• [Brief]:
Find each line with the word "JSON" in it, then give the total alone.

BEGIN

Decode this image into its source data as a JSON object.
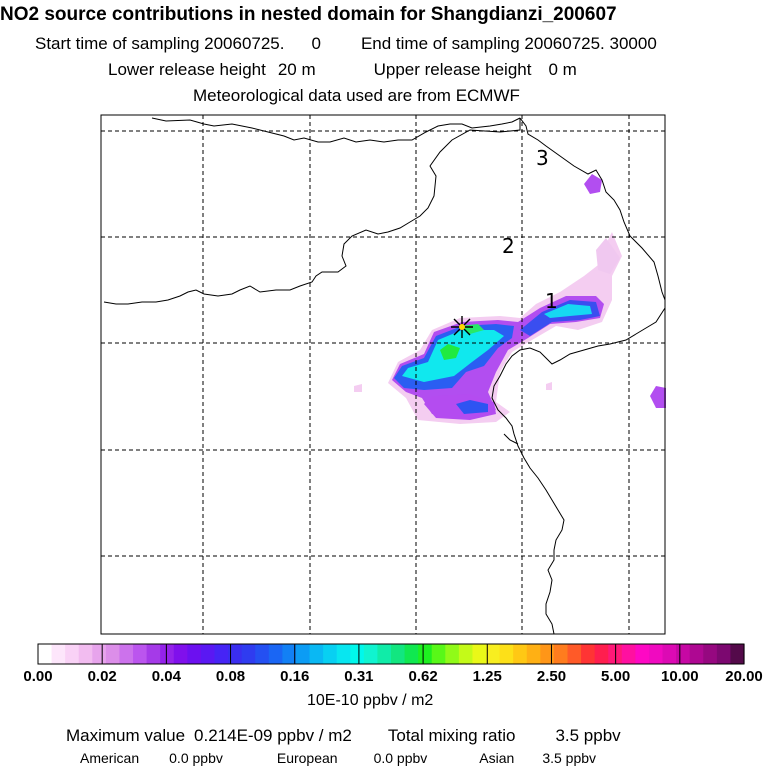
{
  "header": {
    "title": "NO2 source contributions in nested domain for Shangdianzi_200607",
    "start_label": "Start time of sampling 20060725.",
    "start_value": "0",
    "end_label": "End time of sampling 20060725. 30000",
    "lower_label": "Lower release height",
    "lower_value": "20 m",
    "upper_label": "Upper release height",
    "upper_value": "0 m",
    "met_line": "Meteorological data used are from ECMWF"
  },
  "map": {
    "contour_labels": [
      "3",
      "2",
      "1"
    ],
    "station_marker": "station-star-icon"
  },
  "colorbar": {
    "tick_labels": [
      "0.00",
      "0.02",
      "0.04",
      "0.08",
      "0.16",
      "0.31",
      "0.62",
      "1.25",
      "2.50",
      "5.00",
      "10.00",
      "20.00"
    ],
    "colors": [
      "#ffffff",
      "#fde6fb",
      "#f9d2f6",
      "#f2bcf0",
      "#e7a4ec",
      "#dc8ee9",
      "#cc72ec",
      "#bb55ee",
      "#a53ae8",
      "#9422ea",
      "#8010ec",
      "#6c10f0",
      "#5a18f3",
      "#4624f5",
      "#3a2ef0",
      "#2f3cf0",
      "#2450f2",
      "#1a66f4",
      "#1280f5",
      "#0c9cf4",
      "#0ab8f3",
      "#08d0f2",
      "#08e6f0",
      "#00f8ec",
      "#10f4d0",
      "#10eca8",
      "#12e680",
      "#10e850",
      "#1ef020",
      "#58f818",
      "#90fa18",
      "#c4fa18",
      "#eaf818",
      "#f8ee20",
      "#fde018",
      "#ffc814",
      "#ffb014",
      "#ff9618",
      "#ff7c1e",
      "#ff5a28",
      "#ff3434",
      "#ff1e4e",
      "#ff1878",
      "#ff10a0",
      "#fe08c4",
      "#f00ac0",
      "#dc0ab4",
      "#c608a4",
      "#ae0892",
      "#960880",
      "#7c0870",
      "#540a4a"
    ],
    "units": "10E-10 ppbv / m2"
  },
  "summary": {
    "max_label": "Maximum value",
    "max_value": "0.214E-09 ppbv / m2",
    "total_label": "Total mixing ratio",
    "total_value": "3.5 ppbv",
    "breakdown": [
      {
        "name": "American",
        "value": "0.0 ppbv"
      },
      {
        "name": "European",
        "value": "0.0 ppbv"
      },
      {
        "name": "Asian",
        "value": "3.5 ppbv"
      }
    ]
  }
}
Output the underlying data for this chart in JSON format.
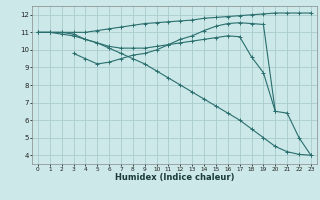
{
  "xlabel": "Humidex (Indice chaleur)",
  "bg_color": "#cce8e8",
  "grid_color": "#aacccc",
  "line_color": "#2a6e6e",
  "xlim": [
    -0.5,
    23.5
  ],
  "ylim": [
    3.5,
    12.5
  ],
  "xticks": [
    0,
    1,
    2,
    3,
    4,
    5,
    6,
    7,
    8,
    9,
    10,
    11,
    12,
    13,
    14,
    15,
    16,
    17,
    18,
    19,
    20,
    21,
    22,
    23
  ],
  "yticks": [
    4,
    5,
    6,
    7,
    8,
    9,
    10,
    11,
    12
  ],
  "lines": [
    {
      "x": [
        0,
        1,
        2,
        3,
        4,
        5,
        6,
        7,
        8,
        9,
        10,
        11,
        12,
        13,
        14,
        15,
        16,
        17,
        18,
        19,
        20,
        21,
        22,
        23
      ],
      "y": [
        11,
        11,
        11,
        11,
        11,
        11.1,
        11.2,
        11.3,
        11.4,
        11.5,
        11.55,
        11.6,
        11.65,
        11.7,
        11.8,
        11.85,
        11.9,
        11.95,
        12.0,
        12.05,
        12.1,
        12.1,
        12.1,
        12.1
      ]
    },
    {
      "x": [
        0,
        1,
        2,
        3,
        4,
        5,
        6,
        7,
        8,
        9,
        10,
        11,
        12,
        13,
        14,
        15,
        16,
        17,
        18,
        19,
        20
      ],
      "y": [
        11,
        11,
        11,
        10.9,
        10.6,
        10.4,
        10.2,
        10.1,
        10.1,
        10.1,
        10.2,
        10.3,
        10.4,
        10.5,
        10.6,
        10.7,
        10.8,
        10.75,
        9.6,
        8.7,
        6.5
      ]
    },
    {
      "x": [
        3,
        4,
        5,
        6,
        7,
        8,
        9,
        10,
        11,
        12,
        13,
        14,
        15,
        16,
        17,
        18,
        19,
        20,
        21,
        22,
        23
      ],
      "y": [
        9.8,
        9.5,
        9.2,
        9.3,
        9.5,
        9.7,
        9.8,
        10.0,
        10.3,
        10.6,
        10.8,
        11.1,
        11.35,
        11.5,
        11.55,
        11.5,
        11.45,
        6.5,
        6.4,
        5.0,
        4.0
      ]
    },
    {
      "x": [
        0,
        1,
        2,
        3,
        4,
        5,
        6,
        7,
        8,
        9,
        10,
        11,
        12,
        13,
        14,
        15,
        16,
        17,
        18,
        19,
        20,
        21,
        22,
        23
      ],
      "y": [
        11,
        11,
        10.9,
        10.8,
        10.6,
        10.4,
        10.1,
        9.8,
        9.5,
        9.2,
        8.8,
        8.4,
        8.0,
        7.6,
        7.2,
        6.8,
        6.4,
        6.0,
        5.5,
        5.0,
        4.5,
        4.2,
        4.05,
        4.0
      ]
    }
  ]
}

END

• [Solution to this exercise]:
2